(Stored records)
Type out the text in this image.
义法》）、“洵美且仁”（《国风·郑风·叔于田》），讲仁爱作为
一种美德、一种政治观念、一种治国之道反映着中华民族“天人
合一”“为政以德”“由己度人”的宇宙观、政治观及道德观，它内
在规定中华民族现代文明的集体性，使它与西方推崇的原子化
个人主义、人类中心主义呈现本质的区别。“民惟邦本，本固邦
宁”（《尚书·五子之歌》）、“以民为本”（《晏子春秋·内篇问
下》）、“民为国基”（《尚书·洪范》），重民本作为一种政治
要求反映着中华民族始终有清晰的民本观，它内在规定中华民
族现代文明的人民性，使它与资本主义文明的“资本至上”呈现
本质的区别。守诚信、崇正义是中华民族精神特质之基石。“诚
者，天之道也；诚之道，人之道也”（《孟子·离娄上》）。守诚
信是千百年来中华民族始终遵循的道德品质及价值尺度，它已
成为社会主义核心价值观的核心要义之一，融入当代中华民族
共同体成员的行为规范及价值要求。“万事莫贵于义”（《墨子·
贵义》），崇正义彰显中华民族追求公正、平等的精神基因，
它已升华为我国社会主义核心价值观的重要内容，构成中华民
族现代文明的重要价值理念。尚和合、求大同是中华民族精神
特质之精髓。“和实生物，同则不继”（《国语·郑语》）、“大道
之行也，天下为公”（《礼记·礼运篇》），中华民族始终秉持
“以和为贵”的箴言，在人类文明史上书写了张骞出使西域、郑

(SET PROBLEM) All of the lines above need to be given again exactly.

(WORKED ANSWER)
Type out the text in this image.
义法》）、“洵美且仁”（《国风·郑风·叔于田》），讲仁爱作为
一种美德、一种政治观念、一种治国之道反映着中华民族“天人
合一”“为政以德”“由己度人”的宇宙观、政治观及道德观，它内
在规定中华民族现代文明的集体性，使它与西方推崇的原子化
个人主义、人类中心主义呈现本质的区别。“民惟邦本，本固邦
宁”（《尚书·五子之歌》）、“以民为本”（《晏子春秋·内篇问
下》）、“民为国基”（《尚书·洪范》），重民本作为一种政治
要求反映着中华民族始终有清晰的民本观，它内在规定中华民
族现代文明的人民性，使它与资本主义文明的“资本至上”呈现
本质的区别。守诚信、崇正义是中华民族精神特质之基石。“诚
者，天之道也；诚之道，人之道也”（《孟子·离娄上》）。守诚
信是千百年来中华民族始终遵循的道德品质及价值尺度，它已
成为社会主义核心价值观的核心要义之一，融入当代中华民族
共同体成员的行为规范及价值要求。“万事莫贵于义”（《墨子·
贵义》），崇正义彰显中华民族追求公正、平等的精神基因，
它已升华为我国社会主义核心价值观的重要内容，构成中华民
族现代文明的重要价值理念。尚和合、求大同是中华民族精神
特质之精髓。“和实生物，同则不继”（《国语·郑语》）、“大道
之行也，天下为公”（《礼记·礼运篇》），中华民族始终秉持
“以和为贵”的箴言，在人类文明史上书写了张骞出使西域、郑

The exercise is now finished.